JOB:
From the entries below, work out the number of lines that hold the word "aqua", and give that number alone.

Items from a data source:
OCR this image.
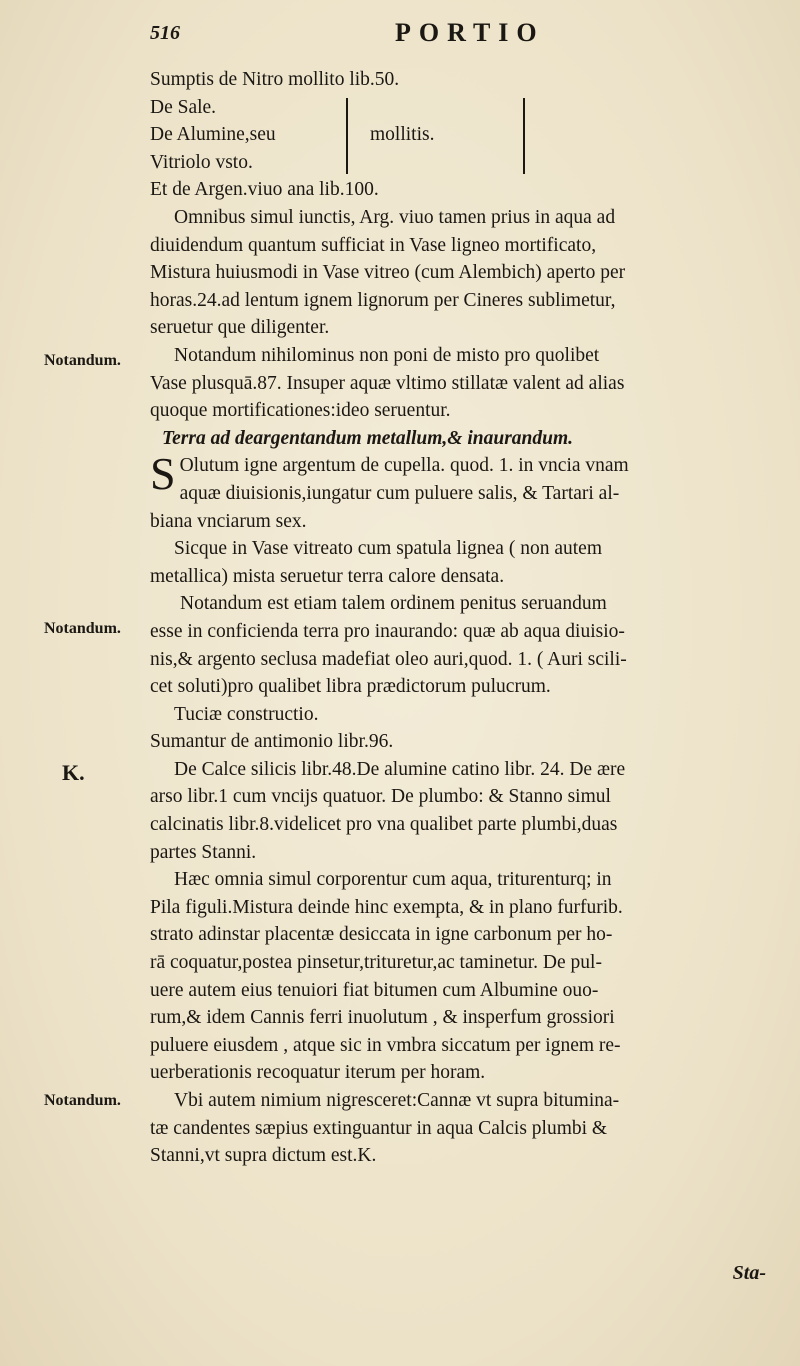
516	PORTIO
Notandum.
Notandum.
K.
Notandum.
Sumptis de Nitro mollito lib.50.
De Sale.
De Alumine,seu
Vitriolo vsto.
mollitis.
Et de Argen.viuo ana lib.100.
Omnibus simul iunctis, Arg. viuo tamen prius in aqua ad
diuidendum quantum sufficiat in Vase ligneo mortificato,
Mistura huiusmodi in Vase vitreo (cum Alembich) aperto per
horas.24.ad lentum ignem lignorum per Cineres sublimetur,
seruetur que diligenter.
Notandum nihilominus non poni de misto pro quolibet
Vase plusquā.87. Insuper aquæ vltimo stillatæ valent ad alias
quoque mortificationes:ideo seruentur.
Terra ad deargentandum metallum,& inaurandum.
S Olutum igne argentum de cupella. quod. 1. in vncia vnam
aquæ diuisionis,iungatur cum puluere salis, & Tartari al-
biana vnciarum sex.
Sicque in Vase vitreato cum spatula lignea ( non autem
metallica) mista seruetur terra calore densata.
Notandum est etiam talem ordinem penitus seruandum
esse in conficienda terra pro inaurando: quæ ab aqua diuisio-
nis,& argento seclusa madefiat oleo auri,quod. 1. ( Auri scili-
cet soluti)pro qualibet libra prædictorum pulucrum.
Tuciæ constructio.
Sumantur de antimonio libr.96.
De Calce silicis libr.48.De alumine catino libr. 24. De ære
arso libr.1 cum vncijs quatuor. De plumbo: & Stanno simul
calcinatis libr.8.videlicet pro vna qualibet parte plumbi,duas
partes Stanni.
Hæc omnia simul corporentur cum aqua, triturenturq; in
Pila figuli.Mistura deinde hinc exempta, & in plano furfurib.
strato adinstar placentæ desiccata in igne carbonum per ho-
rā coquatur,postea pinsetur,trituretur,ac taminetur. De pul-
uere autem eius tenuiori fiat bitumen cum Albumine ouo-
rum,& idem Cannis ferri inuolutum , & insperfum grossiori
puluere eiusdem , atque sic in vmbra siccatum per ignem re-
uerberationis recoquatur iterum per horam.
Vbi autem nimium nigresceret:Cannæ vt supra bitumina-
tæ candentes sæpius extinguantur in aqua Calcis plumbi &
Stanni,vt supra dictum est.K.
Sta-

CORRECT OUTPUT:
4